Part of a data file:
┏━━

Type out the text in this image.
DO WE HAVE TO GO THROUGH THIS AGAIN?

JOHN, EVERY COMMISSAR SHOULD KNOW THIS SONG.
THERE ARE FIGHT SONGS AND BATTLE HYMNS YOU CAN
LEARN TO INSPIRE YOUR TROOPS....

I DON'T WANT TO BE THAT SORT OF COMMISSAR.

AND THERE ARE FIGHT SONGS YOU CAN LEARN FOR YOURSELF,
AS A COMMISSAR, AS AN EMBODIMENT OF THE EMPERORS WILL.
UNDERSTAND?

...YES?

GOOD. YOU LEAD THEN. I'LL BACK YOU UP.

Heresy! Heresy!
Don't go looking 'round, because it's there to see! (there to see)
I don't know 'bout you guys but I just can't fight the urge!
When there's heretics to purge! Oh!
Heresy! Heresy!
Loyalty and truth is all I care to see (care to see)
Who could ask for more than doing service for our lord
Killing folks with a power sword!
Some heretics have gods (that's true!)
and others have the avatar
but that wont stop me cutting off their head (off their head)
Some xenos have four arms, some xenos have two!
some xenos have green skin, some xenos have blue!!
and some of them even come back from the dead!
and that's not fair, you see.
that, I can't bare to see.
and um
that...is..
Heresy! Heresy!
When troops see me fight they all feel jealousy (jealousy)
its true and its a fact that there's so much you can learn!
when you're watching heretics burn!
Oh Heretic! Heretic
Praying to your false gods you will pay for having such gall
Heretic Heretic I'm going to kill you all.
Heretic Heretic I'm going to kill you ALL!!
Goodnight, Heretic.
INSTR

┗━━

WHAT IS ASKED: Give back the whole listing, word for word.

ANSWER FOR THIS EXERCISE:
Type out the text in this image.
DO WE HAVE TO GO THROUGH THIS AGAIN?

JOHN, EVERY COMMISSAR SHOULD KNOW THIS SONG.
THERE ARE FIGHT SONGS AND BATTLE HYMNS YOU CAN
LEARN TO INSPIRE YOUR TROOPS....

I DON'T WANT TO BE THAT SORT OF COMMISSAR.

AND THERE ARE FIGHT SONGS YOU CAN LEARN FOR YOURSELF,
AS A COMMISSAR, AS AN EMBODIMENT OF THE EMPERORS WILL.
UNDERSTAND?

...YES?

GOOD. YOU LEAD THEN. I'LL BACK YOU UP.

Heresy! Heresy!
Don't go looking 'round, because it's there to see! (there to see)
I don't know 'bout you guys but I just can't fight the urge!
When there's heretics to purge! Oh!
Heresy! Heresy!
Loyalty and truth is all I care to see (care to see)
Who could ask for more than doing service for our lord
Killing folks with a power sword!
Some heretics have gods (that's true!)
and others have the avatar
but that wont stop me cutting off their head (off their head)
Some xenos have four arms, some xenos have two!
some xenos have green skin, some xenos have blue!!
and some of them even come back from the dead!
and that's not fair, you see.
that, I can't bare to see.
and um
that...is..
Heresy! Heresy!
When troops see me fight they all feel jealousy (jealousy)
its true and its a fact that there's so much you can learn!
when you're watching heretics burn!
Oh Heretic! Heretic
Praying to your false gods you will pay for having such gall
Heretic Heretic I'm going to kill you all.
Heretic Heretic I'm going to kill you ALL!!
Goodnight, Heretic.
INSTR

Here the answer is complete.